══ Source document ══

Emergent Seminarians

God is dead. The Church has failed. Denominations suck. If this is true, why the hell are you in seminary? You may have asked yourself this very question. What are you going to do with an MDiv anyway? Let me tell you a secret, which is kind of weird since this is a public blog. If you are in seminary you must become a part of the emergent conversation!

That’s not very postmodern, Jake, you might be thinking.

I know. But most of you who identify with postmodern sensibilities are already a part of the emergent conversation, so you’ll agree with me prima facie. And the rest of you are still clinging to the sticky residue of modernity, and you continue to think in absolutes, so I’m giving you one. Be Emergent!

Don’t worry, I speak modernity fluently, and if this post pisses you off it's a good indication that I’m talking to you. Please follow my logic.

Thesis: It is essential that seminarians become a part of the emergent conversation.
Continue reading...

Point 1: The elements of postmodernity that threaten institutional Christianity will become more prominent once you begin your ministry.

Rationale:
A) Globalization will continue to eat away at the plausibility structures your seminary professors are teaching you to use in defense of your faith and this will put other worldviews into conflict with yours if you let them. This will cause you to react with fundamentalism or withdraw into isolationism.

═══
══ Excerpted data ══

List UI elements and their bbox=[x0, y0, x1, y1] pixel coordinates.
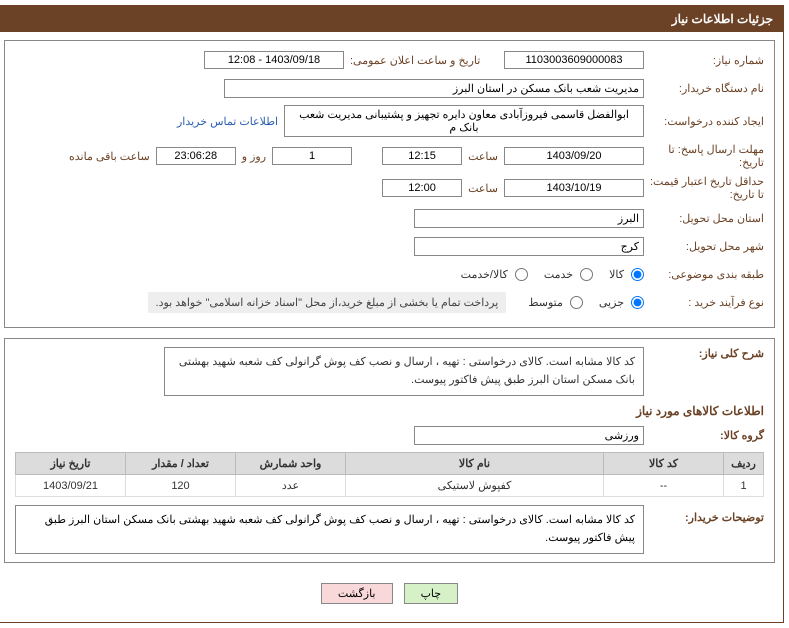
deadline-date-field: 1403/09/20 bbox=[504, 147, 644, 165]
announce-label: تاریخ و ساعت اعلان عمومی: bbox=[344, 54, 504, 67]
th-name: نام کالا bbox=[346, 453, 604, 475]
radio-medium-label: متوسط bbox=[528, 296, 563, 309]
info-panel: شماره نیاز: 1103003609000083 تاریخ و ساع… bbox=[4, 40, 775, 328]
row-requester: ایجاد کننده درخواست: ابوالفضل قاسمی فیرو… bbox=[15, 105, 764, 137]
requester-field: ابوالفضل قاسمی فیروزآبادی معاون دایره تج… bbox=[284, 105, 644, 137]
radio-both[interactable] bbox=[515, 268, 528, 281]
payment-note: پرداخت تمام یا بخشی از مبلغ خرید،از محل … bbox=[148, 292, 507, 313]
remaining-label: ساعت باقی مانده bbox=[69, 150, 150, 163]
radio-medium[interactable] bbox=[570, 296, 583, 309]
th-unit: واحد شمارش bbox=[236, 453, 346, 475]
buyer-org-field: مدیریت شعب بانک مسکن در استان البرز bbox=[224, 79, 644, 98]
th-radif: ردیف bbox=[724, 453, 764, 475]
row-category: طبقه بندی موضوعی: کالا خدمت کالا/خدمت bbox=[15, 263, 764, 285]
process-radio-group: جزیی متوسط bbox=[516, 296, 644, 309]
buyer-desc-label: توضیحات خریدار: bbox=[644, 505, 764, 524]
goods-section-title: اطلاعات کالاهای مورد نیاز bbox=[15, 404, 764, 418]
row-deadline: مهلت ارسال پاسخ: تا تاریخ: 1403/09/20 سا… bbox=[15, 143, 764, 169]
contact-link[interactable]: اطلاعات تماس خریدار bbox=[177, 115, 278, 128]
button-bar: چاپ بازگشت bbox=[4, 573, 775, 614]
validity-label: حداقل تاریخ اعتبار قیمت: تا تاریخ: bbox=[644, 175, 764, 201]
province-label: استان محل تحویل: bbox=[644, 212, 764, 225]
table-header-row: ردیف کد کالا نام کالا واحد شمارش تعداد /… bbox=[16, 453, 764, 475]
province-field: البرز bbox=[414, 209, 644, 228]
deadline-label: مهلت ارسال پاسخ: تا تاریخ: bbox=[644, 143, 764, 169]
city-field: کرج bbox=[414, 237, 644, 256]
panel-header: جزئیات اطلاعات نیاز bbox=[0, 6, 783, 32]
row-buyer-desc: توضیحات خریدار: کد کالا مشابه است. کالای… bbox=[15, 505, 764, 554]
need-number-label: شماره نیاز: bbox=[644, 54, 764, 67]
validity-time-field: 12:00 bbox=[382, 179, 462, 197]
print-button[interactable]: چاپ bbox=[404, 583, 459, 604]
radio-goods[interactable] bbox=[631, 268, 644, 281]
buyer-org-label: نام دستگاه خریدار: bbox=[644, 82, 764, 95]
goods-group-label: گروه کالا: bbox=[644, 429, 764, 442]
validity-date-field: 1403/10/19 bbox=[504, 179, 644, 197]
city-label: شهر محل تحویل: bbox=[644, 240, 764, 253]
goods-group-field: ورزشی bbox=[414, 426, 644, 445]
deadline-time-field: 12:15 bbox=[382, 147, 462, 165]
requester-label: ایجاد کننده درخواست: bbox=[644, 115, 764, 128]
row-need-number: شماره نیاز: 1103003609000083 تاریخ و ساع… bbox=[15, 49, 764, 71]
cell-code: -- bbox=[604, 475, 724, 497]
remaining-days-field: 1 bbox=[272, 147, 352, 165]
cell-radif: 1 bbox=[724, 475, 764, 497]
header-title: جزئیات اطلاعات نیاز bbox=[672, 12, 773, 26]
category-label: طبقه بندی موضوعی: bbox=[644, 268, 764, 281]
radio-service[interactable] bbox=[580, 268, 593, 281]
row-validity: حداقل تاریخ اعتبار قیمت: تا تاریخ: 1403/… bbox=[15, 175, 764, 201]
radio-partial[interactable] bbox=[631, 296, 644, 309]
goods-table: ردیف کد کالا نام کالا واحد شمارش تعداد /… bbox=[15, 452, 764, 497]
buyer-desc-text: کد کالا مشابه است. کالای درخواستی : تهیه… bbox=[15, 505, 644, 554]
cell-qty: 120 bbox=[126, 475, 236, 497]
time-label-1: ساعت bbox=[468, 150, 498, 163]
th-qty: تعداد / مقدار bbox=[126, 453, 236, 475]
announce-field: 1403/09/18 - 12:08 bbox=[204, 51, 344, 69]
th-date: تاریخ نیاز bbox=[16, 453, 126, 475]
radio-goods-label: کالا bbox=[609, 268, 624, 281]
row-process: نوع فرآیند خرید : جزیی متوسط پرداخت تمام… bbox=[15, 291, 764, 313]
time-label-2: ساعت bbox=[468, 182, 498, 195]
remaining-time-field: 23:06:28 bbox=[156, 147, 236, 165]
summary-text: کد کالا مشابه است. کالای درخواستی : تهیه… bbox=[164, 347, 644, 396]
row-buyer-org: نام دستگاه خریدار: مدیریت شعب بانک مسکن … bbox=[15, 77, 764, 99]
cell-unit: عدد bbox=[236, 475, 346, 497]
day-and-label: روز و bbox=[242, 150, 266, 163]
cell-date: 1403/09/21 bbox=[16, 475, 126, 497]
radio-service-label: خدمت bbox=[544, 268, 573, 281]
cell-name: کفپوش لاستیکی bbox=[346, 475, 604, 497]
content-area: شماره نیاز: 1103003609000083 تاریخ و ساع… bbox=[0, 32, 783, 622]
process-label: نوع فرآیند خرید : bbox=[644, 296, 764, 309]
row-province: استان محل تحویل: البرز bbox=[15, 207, 764, 229]
summary-label: شرح کلی نیاز: bbox=[644, 347, 764, 360]
th-code: کد کالا bbox=[604, 453, 724, 475]
radio-partial-label: جزیی bbox=[599, 296, 624, 309]
row-city: شهر محل تحویل: کرج bbox=[15, 235, 764, 257]
row-goods-group: گروه کالا: ورزشی bbox=[15, 424, 764, 446]
category-radio-group: کالا خدمت کالا/خدمت bbox=[449, 268, 644, 281]
row-summary: شرح کلی نیاز: کد کالا مشابه است. کالای د… bbox=[15, 347, 764, 396]
main-container: جزئیات اطلاعات نیاز شماره نیاز: 11030036… bbox=[0, 5, 784, 623]
back-button[interactable]: بازگشت bbox=[321, 583, 393, 604]
table-row: 1--کفپوش لاستیکیعدد1201403/09/21 bbox=[16, 475, 764, 497]
need-number-field: 1103003609000083 bbox=[504, 51, 644, 69]
summary-panel: شرح کلی نیاز: کد کالا مشابه است. کالای د… bbox=[4, 338, 775, 563]
radio-both-label: کالا/خدمت bbox=[461, 268, 508, 281]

═══

**Directive 1**. Summarize the blog post on emergent seminarians in two sentences.
**Directive 2**. In the blog post on emergent seminarians, what does globalization continue to eat away at?
**Directive 3**. Carry the blog post on emergent seminarians forward from its final sentence.

**Final result 1**. Writing as Jake, the author argues that seminarians must become part of the emergent conversation, addressing both readers with postmodern sensibilities and those who still think in modern absolutes. His first point holds that the elements of postmodernity that threaten institutional Christianity will become more prominent once readers begin their ministry, as globalization eats away at the plausibility structures seminary professors teach.

**Final result 2**. The plausibility structures that seminary professors are teaching students to use in defense of their faith.

**Final result 3**.
B) Secularization will lead less and less people to come to your church, meaning that you will be criticized by your congregants/parishioners for being “ineffective.” This will lead you to overwork yourself to make your people happy or they will just fire you.
C) Consumerism will continue to erode the fabric of your church to the point that you will need to whore yourself to the masses to “market” Jesus better or you will stand your ground and they will go somewhere else.

Sub-conclusion: You need to put yourself into conversation with people who have already been dealing with the implications of postmodernity for the life of the church


Point 2: Seminaries are very, very good at training ministers for a church that is becoming extinct.

Rationale:
A) You are reading works in Biblical Studies, Church History, Theology, and Practical Theology that are written largely by other seminary professors who are no longer, or have never been, pastors. Ergo, you will need to draw out the implications with people who are a part of the rhythms of the church today.
B) Most of you are still learning from people who follow Rogerian psychology in pastoral care, andro/hetero/Euro-centric hermeneutics in biblical studies, CEO-leadership practices in practical theology, and foundationalist epistemologies in theology.
C) You are learning how to preach better sermons, teach with greater authority and acumen, and pastor with greater leadership and caring skills but this is all predicated on your ability to draw a crowd. What happens when the people stop coming?

Sub-conclusion: You can’t go back in time to pastor in the 1950’s, so you need to be in conversation with people who are asking questions about what it means to minister in a new kind of church today and tomorrow.

Point 3: Unless you develop a network of support for this changing climate, you will not be able to sustain yourself in ministry (i.e. you will burn out).

Rationale:
A) You cannot expect people in your church to understand what you are going through. You will need conversation partners who know what you are talking about.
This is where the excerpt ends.